### Your task
Leave out the pictures and repeat the data exactly.

[Dataset items]

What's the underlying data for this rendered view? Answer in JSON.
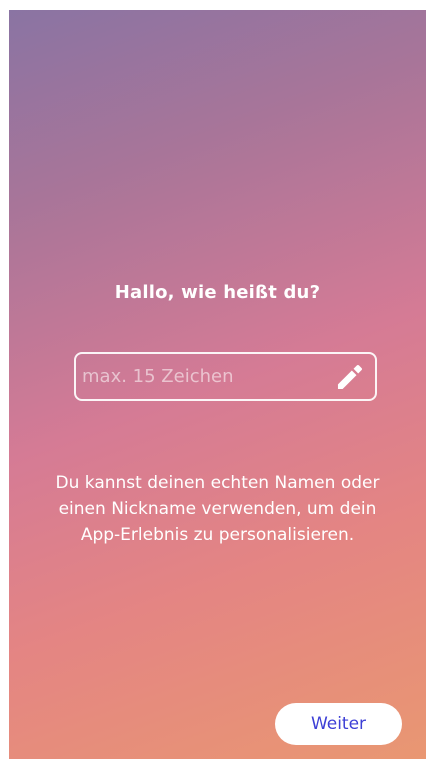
{
  "screen": {
    "title": "Hallo, wie heißt du?",
    "name_input": {
      "value": "",
      "placeholder": "max. 15 Zeichen",
      "edit_icon": "pencil-icon"
    },
    "description": "Du kannst deinen echten Namen oder einen Nickname verwenden, um dein App-Erlebnis zu personalisieren.",
    "next_button_label": "Weiter"
  },
  "colors": {
    "gradient_top": "#8a74a3",
    "gradient_middle": "#d57b95",
    "gradient_bottom": "#e99772",
    "button_text": "#3d3fd6",
    "text": "#ffffff"
  }
}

### Solution for this exercise
What's the underlying data for this rendered view? Answer in JSON.
{
  "screen": {
    "title": "Hallo, wie heißt du?",
    "name_input": {
      "value": "",
      "placeholder": "max. 15 Zeichen",
      "edit_icon": "pencil-icon"
    },
    "description": "Du kannst deinen echten Namen oder einen Nickname verwenden, um dein App-Erlebnis zu personalisieren.",
    "next_button_label": "Weiter"
  },
  "colors": {
    "gradient_top": "#8a74a3",
    "gradient_middle": "#d57b95",
    "gradient_bottom": "#e99772",
    "button_text": "#3d3fd6",
    "text": "#ffffff"
  }
}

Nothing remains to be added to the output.